SHORT PROBLEM> Go through the entries below, tally each line with the string "this", and give the final number by itself.

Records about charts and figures
####
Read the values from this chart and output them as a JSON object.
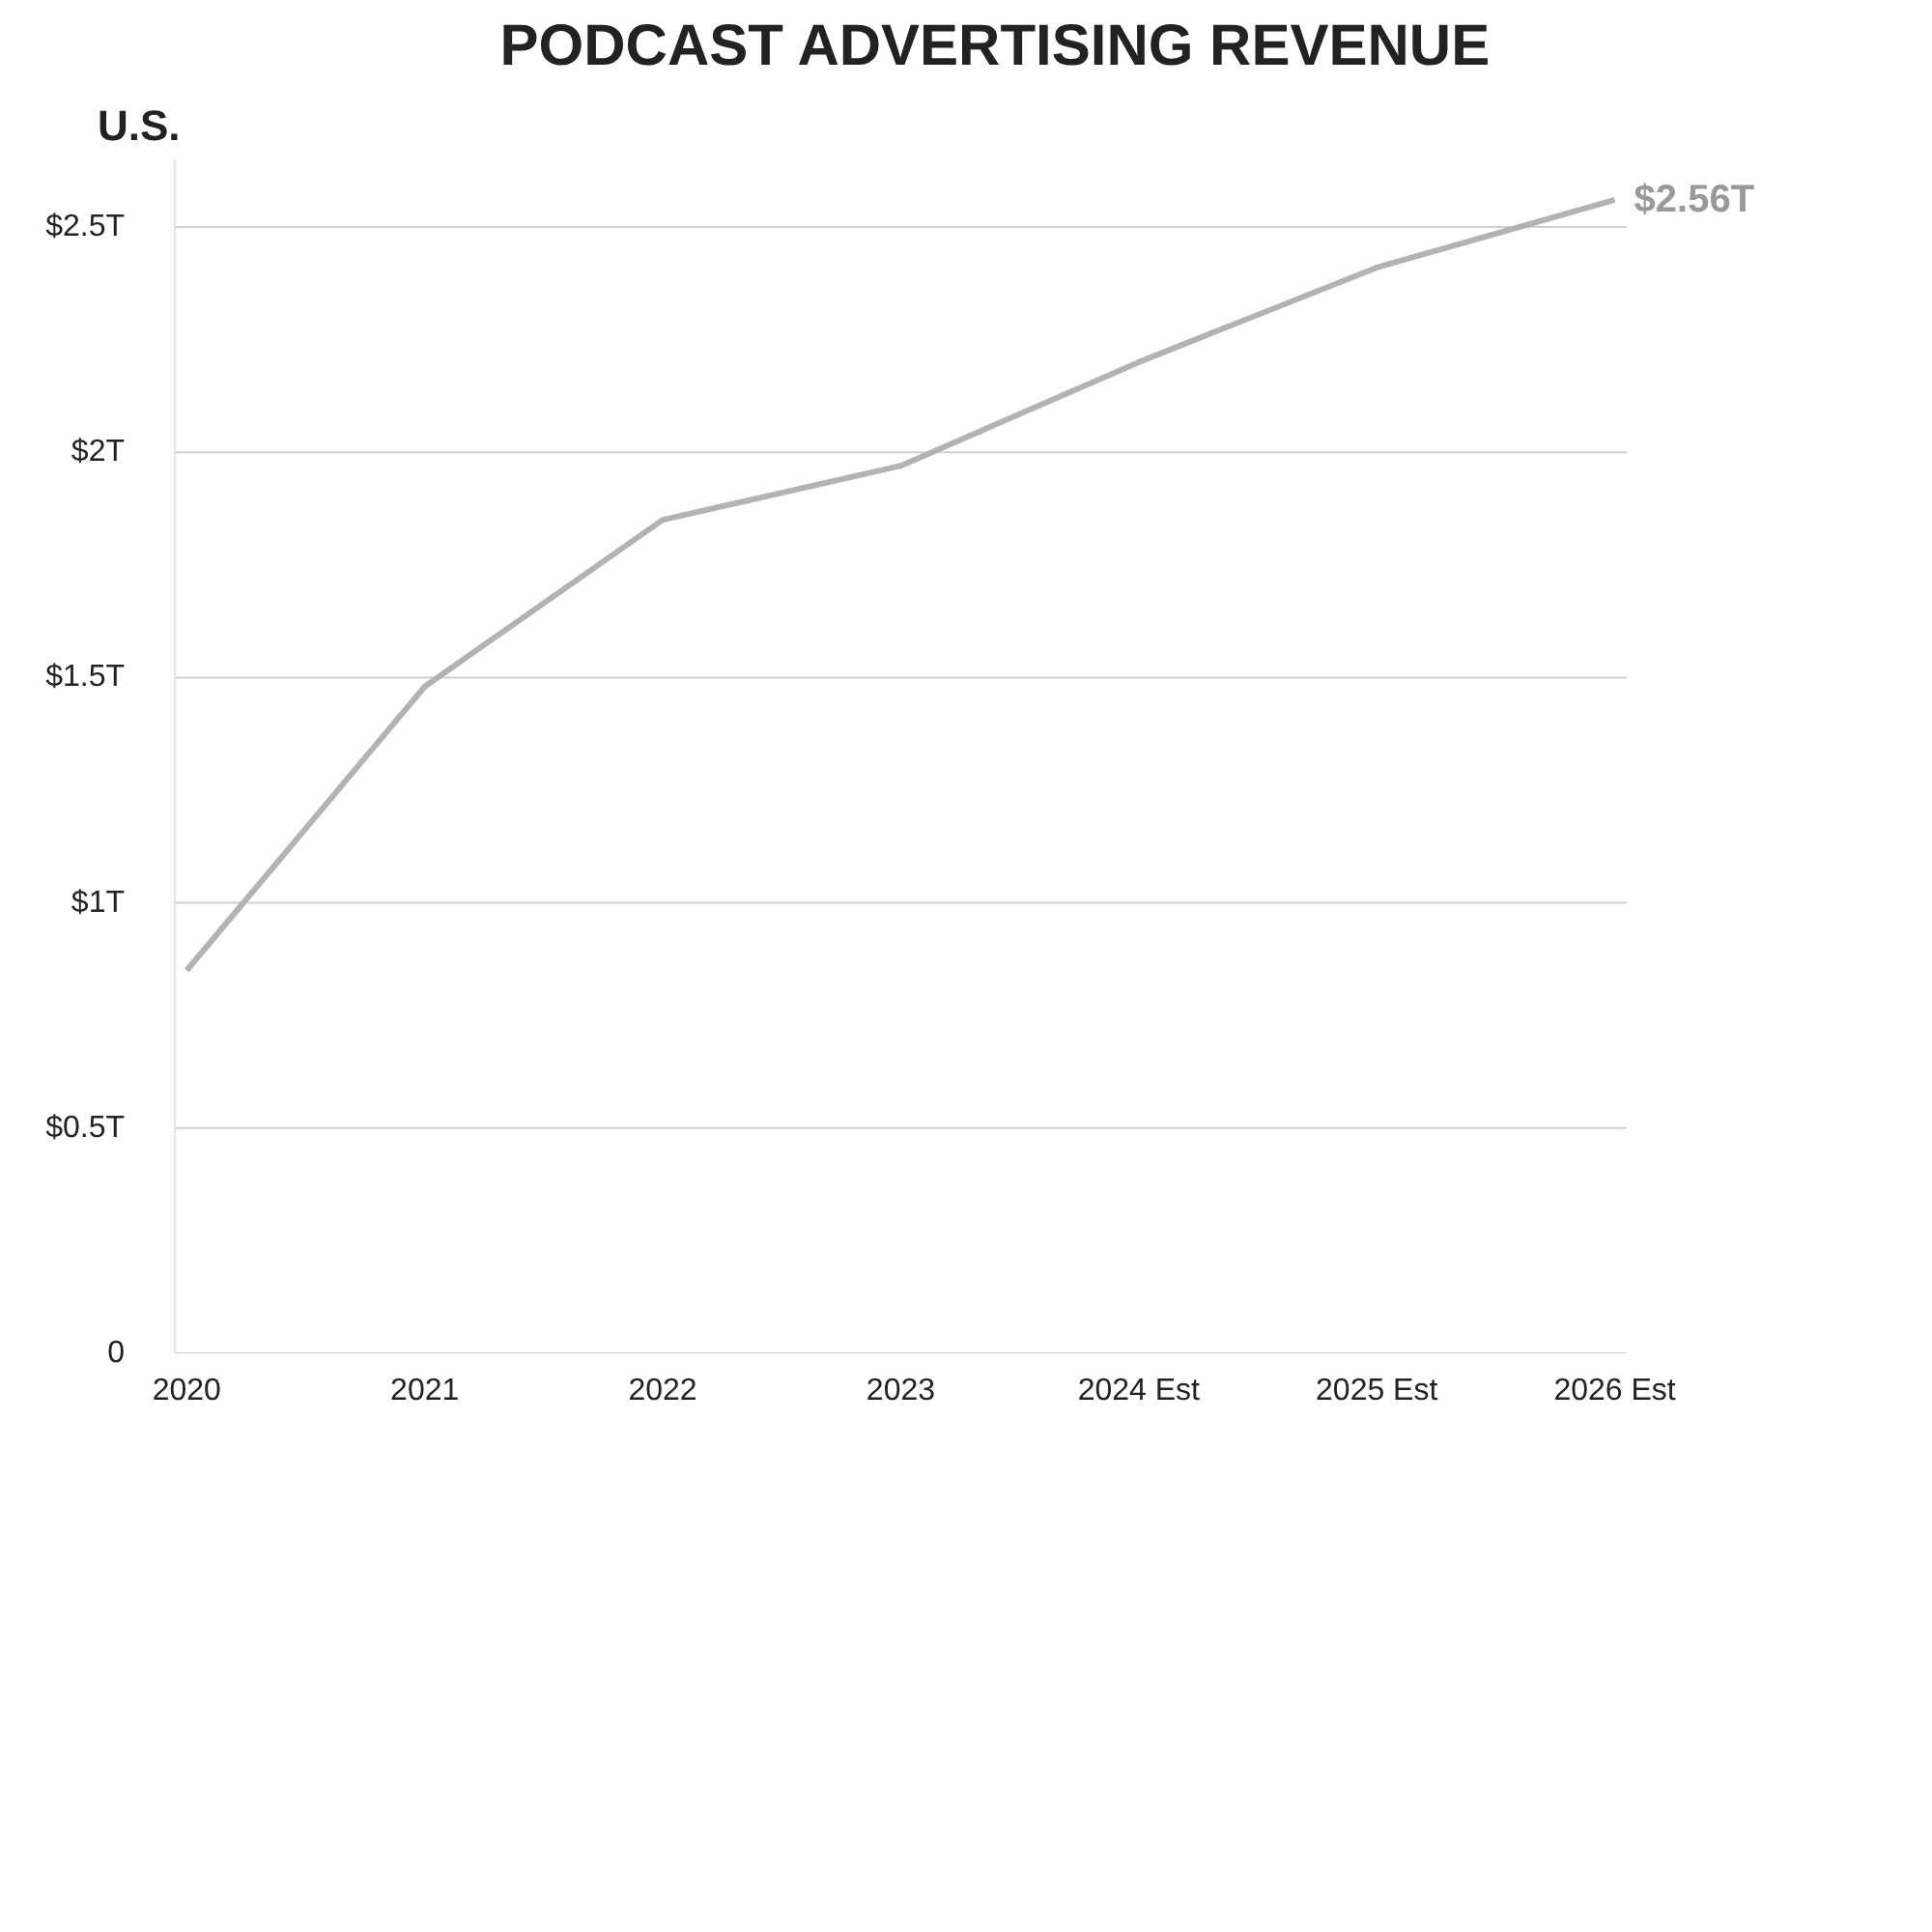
{
  "chart_data": {
    "type": "line",
    "title": "PODCAST ADVERTISING REVENUE",
    "subtitle": "U.S.",
    "categories": [
      "2020",
      "2021",
      "2022",
      "2023",
      "2024 Est",
      "2025 Est",
      "2026 Est"
    ],
    "series": [
      {
        "color": "#b3b3b3",
        "values": [
          0.85,
          1.48,
          1.85,
          1.97,
          2.2,
          2.41,
          2.56
        ],
        "value_labels": [
          null,
          null,
          null,
          null,
          null,
          null,
          "$2.56T"
        ]
      }
    ],
    "ylim": [
      0,
      2.65
    ],
    "yticks": [
      {
        "value": 0,
        "label": "0"
      },
      {
        "value": 0.5,
        "label": "$0.5T"
      },
      {
        "value": 1,
        "label": "$1T"
      },
      {
        "value": 1.5,
        "label": "$1.5T"
      },
      {
        "value": 2,
        "label": "$2T"
      },
      {
        "value": 2.5,
        "label": "$2.5T"
      }
    ],
    "grid": "y",
    "marker": "none",
    "line_style": "solid"
  }
}
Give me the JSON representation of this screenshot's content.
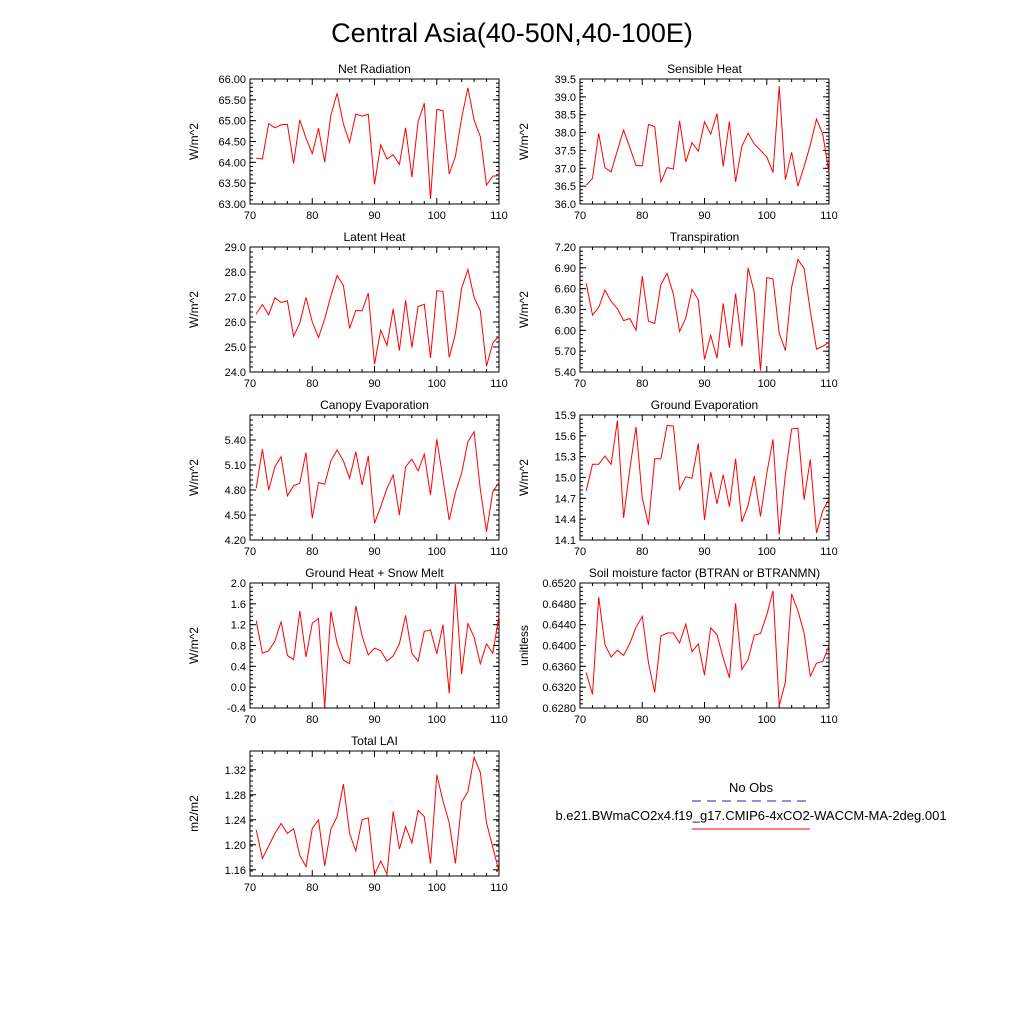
{
  "figure_title": "Central Asia(40-50N,40-100E)",
  "legend": {
    "obs_label": "No Obs",
    "obs_color": "#2222aa",
    "model_label": "b.e21.BWmaCO2x4.f19_g17.CMIP6-4xCO2-WACCM-MA-2deg.001",
    "model_color": "#ff0000"
  },
  "chart_data": [
    {
      "type": "line",
      "title": "Net Radiation",
      "ylabel": "W/m^2",
      "xlim": [
        70,
        110
      ],
      "ylim": [
        63.0,
        66.0
      ],
      "xticks": [
        "70",
        "80",
        "90",
        "100",
        "110"
      ],
      "yticks": [
        "63.00",
        "63.50",
        "64.00",
        "64.50",
        "65.00",
        "65.50",
        "66.00"
      ],
      "x_start": 71,
      "values": [
        64.1,
        64.08,
        64.93,
        64.83,
        64.9,
        64.91,
        63.97,
        65.02,
        64.58,
        64.21,
        64.82,
        64.0,
        65.13,
        65.66,
        64.92,
        64.48,
        65.16,
        65.11,
        65.15,
        63.47,
        64.42,
        64.08,
        64.18,
        63.95,
        64.83,
        63.64,
        64.98,
        65.42,
        63.12,
        65.27,
        65.24,
        63.72,
        64.14,
        65.06,
        65.79,
        65.01,
        64.62,
        63.45,
        63.67,
        63.68
      ]
    },
    {
      "type": "line",
      "title": "Sensible Heat",
      "ylabel": "W/m^2",
      "xlim": [
        70,
        110
      ],
      "ylim": [
        36.0,
        39.5
      ],
      "xticks": [
        "70",
        "80",
        "90",
        "100",
        "110"
      ],
      "yticks": [
        "36.0",
        "36.5",
        "37.0",
        "37.5",
        "38.0",
        "38.5",
        "39.0",
        "39.5"
      ],
      "x_start": 71,
      "values": [
        36.52,
        36.72,
        37.98,
        37.02,
        36.9,
        37.5,
        38.07,
        37.58,
        37.08,
        37.07,
        38.23,
        38.17,
        36.62,
        37.02,
        36.98,
        38.33,
        37.18,
        37.72,
        37.48,
        38.3,
        37.96,
        38.53,
        37.05,
        38.31,
        36.62,
        37.62,
        37.98,
        37.68,
        37.5,
        37.32,
        36.88,
        39.3,
        36.68,
        37.45,
        36.5,
        37.05,
        37.65,
        38.38,
        37.95,
        36.88
      ]
    },
    {
      "type": "line",
      "title": "Latent Heat",
      "ylabel": "W/m^2",
      "xlim": [
        70,
        110
      ],
      "ylim": [
        24.0,
        29.0
      ],
      "xticks": [
        "70",
        "80",
        "90",
        "100",
        "110"
      ],
      "yticks": [
        "24.0",
        "25.0",
        "26.0",
        "27.0",
        "28.0",
        "29.0"
      ],
      "x_start": 71,
      "values": [
        26.32,
        26.7,
        26.29,
        26.97,
        26.78,
        26.85,
        25.43,
        25.96,
        26.98,
        26.0,
        25.38,
        26.12,
        27.05,
        27.86,
        27.46,
        25.74,
        26.46,
        26.45,
        27.16,
        24.31,
        25.67,
        25.07,
        26.52,
        24.86,
        26.87,
        24.98,
        26.62,
        26.71,
        24.56,
        27.25,
        27.23,
        24.58,
        25.53,
        27.35,
        28.1,
        26.98,
        26.45,
        24.23,
        25.16,
        25.44
      ]
    },
    {
      "type": "line",
      "title": "Transpiration",
      "ylabel": "W/m^2",
      "xlim": [
        70,
        110
      ],
      "ylim": [
        5.4,
        7.2
      ],
      "xticks": [
        "70",
        "80",
        "90",
        "100",
        "110"
      ],
      "yticks": [
        "5.40",
        "5.70",
        "6.00",
        "6.30",
        "6.60",
        "6.90",
        "7.20"
      ],
      "x_start": 71,
      "values": [
        6.68,
        6.22,
        6.33,
        6.58,
        6.42,
        6.31,
        6.14,
        6.17,
        6.0,
        6.78,
        6.13,
        6.1,
        6.66,
        6.82,
        6.52,
        5.98,
        6.18,
        6.59,
        6.44,
        5.58,
        5.93,
        5.6,
        6.39,
        5.75,
        6.53,
        5.77,
        6.9,
        6.54,
        5.42,
        6.76,
        6.74,
        5.96,
        5.71,
        6.62,
        7.02,
        6.89,
        6.28,
        5.73,
        5.77,
        5.83
      ]
    },
    {
      "type": "line",
      "title": "Canopy Evaporation",
      "ylabel": "W/m^2",
      "xlim": [
        70,
        110
      ],
      "ylim": [
        4.2,
        5.7
      ],
      "xticks": [
        "70",
        "80",
        "90",
        "100",
        "110"
      ],
      "yticks": [
        "4.20",
        "4.50",
        "4.80",
        "5.10",
        "5.40"
      ],
      "x_start": 71,
      "values": [
        4.82,
        5.29,
        4.8,
        5.08,
        5.2,
        4.73,
        4.85,
        4.88,
        5.25,
        4.46,
        4.89,
        4.87,
        5.15,
        5.28,
        5.15,
        4.94,
        5.26,
        4.86,
        5.21,
        4.4,
        4.6,
        4.82,
        4.98,
        4.5,
        5.08,
        5.17,
        5.03,
        5.23,
        4.74,
        5.41,
        4.93,
        4.44,
        4.77,
        5.0,
        5.38,
        5.5,
        4.81,
        4.3,
        4.78,
        4.89
      ]
    },
    {
      "type": "line",
      "title": "Ground Evaporation",
      "ylabel": "W/m^2",
      "xlim": [
        70,
        110
      ],
      "ylim": [
        14.1,
        15.9
      ],
      "xticks": [
        "70",
        "80",
        "90",
        "100",
        "110"
      ],
      "yticks": [
        "14.1",
        "14.4",
        "14.7",
        "15.0",
        "15.3",
        "15.6",
        "15.9"
      ],
      "x_start": 71,
      "values": [
        14.81,
        15.19,
        15.19,
        15.31,
        15.19,
        15.82,
        14.42,
        15.12,
        15.73,
        14.7,
        14.32,
        15.27,
        15.27,
        15.75,
        15.74,
        14.83,
        15.01,
        14.99,
        15.49,
        14.39,
        15.08,
        14.62,
        15.04,
        14.58,
        15.27,
        14.36,
        14.6,
        15.02,
        14.44,
        15.06,
        15.55,
        14.18,
        15.05,
        15.7,
        15.71,
        14.68,
        15.26,
        14.2,
        14.52,
        14.69
      ]
    },
    {
      "type": "line",
      "title": "Ground Heat + Snow Melt",
      "ylabel": "W/m^2",
      "xlim": [
        70,
        110
      ],
      "ylim": [
        -0.4,
        2.0
      ],
      "xticks": [
        "70",
        "80",
        "90",
        "100",
        "110"
      ],
      "yticks": [
        "-0.4",
        "0.0",
        "0.4",
        "0.8",
        "1.2",
        "1.6",
        "2.0"
      ],
      "x_start": 71,
      "values": [
        1.28,
        0.65,
        0.7,
        0.88,
        1.26,
        0.61,
        0.53,
        1.46,
        0.58,
        1.23,
        1.32,
        -0.38,
        1.46,
        0.84,
        0.52,
        0.45,
        1.56,
        0.98,
        0.62,
        0.75,
        0.7,
        0.5,
        0.6,
        0.83,
        1.38,
        0.65,
        0.5,
        1.07,
        1.1,
        0.64,
        1.2,
        -0.12,
        1.98,
        0.25,
        1.22,
        0.96,
        0.45,
        0.83,
        0.65,
        1.37
      ]
    },
    {
      "type": "line",
      "title": "Soil moisture factor (BTRAN or BTRANMN)",
      "ylabel": "unitless",
      "xlim": [
        70,
        110
      ],
      "ylim": [
        0.628,
        0.652
      ],
      "xticks": [
        "70",
        "80",
        "90",
        "100",
        "110"
      ],
      "yticks": [
        "0.6280",
        "0.6320",
        "0.6360",
        "0.6400",
        "0.6440",
        "0.6480",
        "0.6520"
      ],
      "x_start": 71,
      "values": [
        0.6348,
        0.6306,
        0.6493,
        0.6402,
        0.6378,
        0.6391,
        0.6381,
        0.6404,
        0.6435,
        0.6456,
        0.6366,
        0.631,
        0.6418,
        0.6424,
        0.6424,
        0.6405,
        0.6441,
        0.6388,
        0.6403,
        0.6343,
        0.6434,
        0.6421,
        0.6376,
        0.6338,
        0.6481,
        0.6354,
        0.6373,
        0.642,
        0.6423,
        0.6459,
        0.6505,
        0.6284,
        0.633,
        0.6499,
        0.6467,
        0.6424,
        0.6341,
        0.6366,
        0.6369,
        0.64
      ]
    },
    {
      "type": "line",
      "title": "Total LAI",
      "ylabel": "m2/m2",
      "xlim": [
        70,
        110
      ],
      "ylim": [
        1.15,
        1.35
      ],
      "xticks": [
        "70",
        "80",
        "90",
        "100",
        "110"
      ],
      "yticks": [
        "1.16",
        "1.20",
        "1.24",
        "1.28",
        "1.32"
      ],
      "x_start": 71,
      "values": [
        1.224,
        1.178,
        1.198,
        1.218,
        1.234,
        1.218,
        1.226,
        1.183,
        1.165,
        1.226,
        1.24,
        1.166,
        1.225,
        1.245,
        1.297,
        1.218,
        1.19,
        1.24,
        1.243,
        1.152,
        1.174,
        1.153,
        1.253,
        1.193,
        1.229,
        1.203,
        1.255,
        1.245,
        1.17,
        1.312,
        1.27,
        1.235,
        1.17,
        1.268,
        1.285,
        1.34,
        1.316,
        1.235,
        1.196,
        1.157
      ]
    }
  ]
}
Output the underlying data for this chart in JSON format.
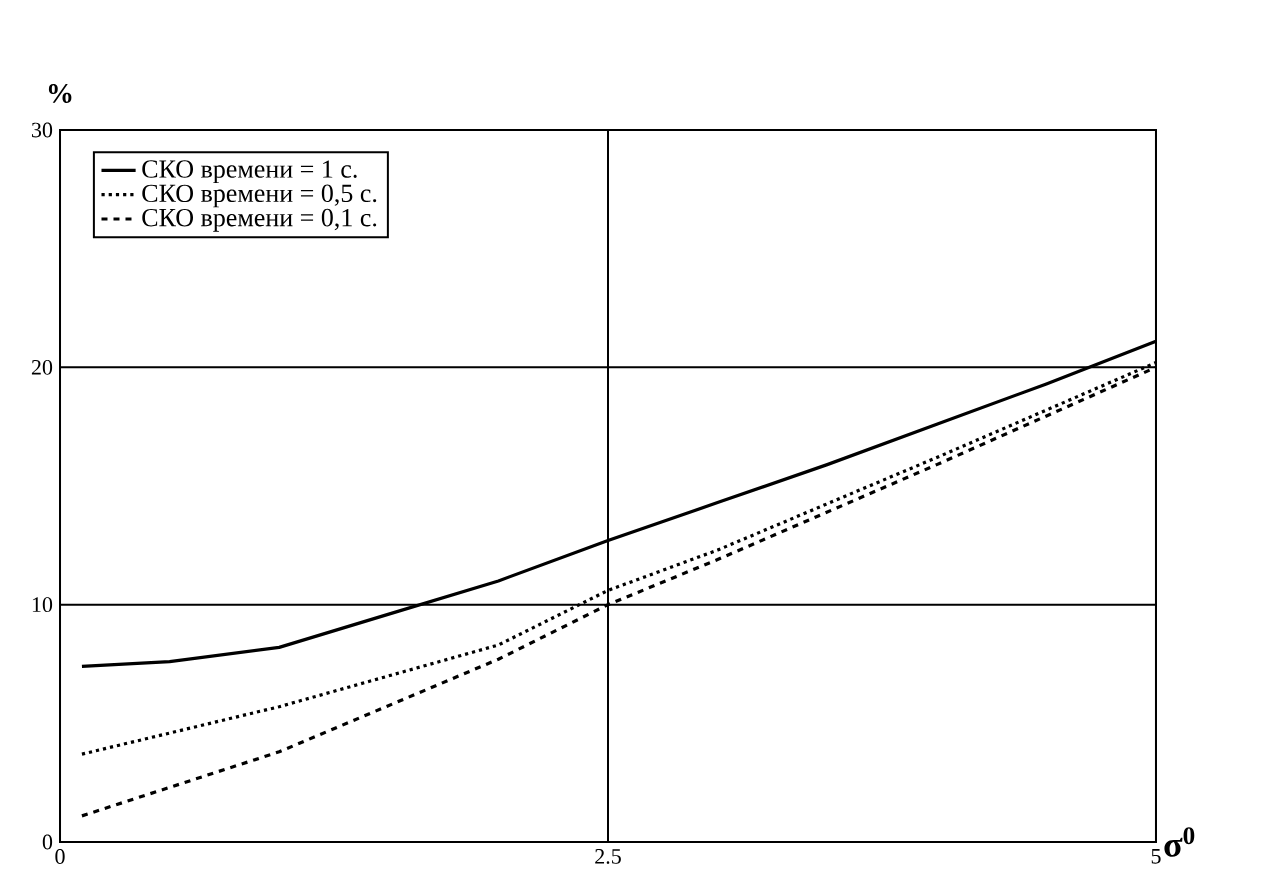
####
TASK ANSWER> 3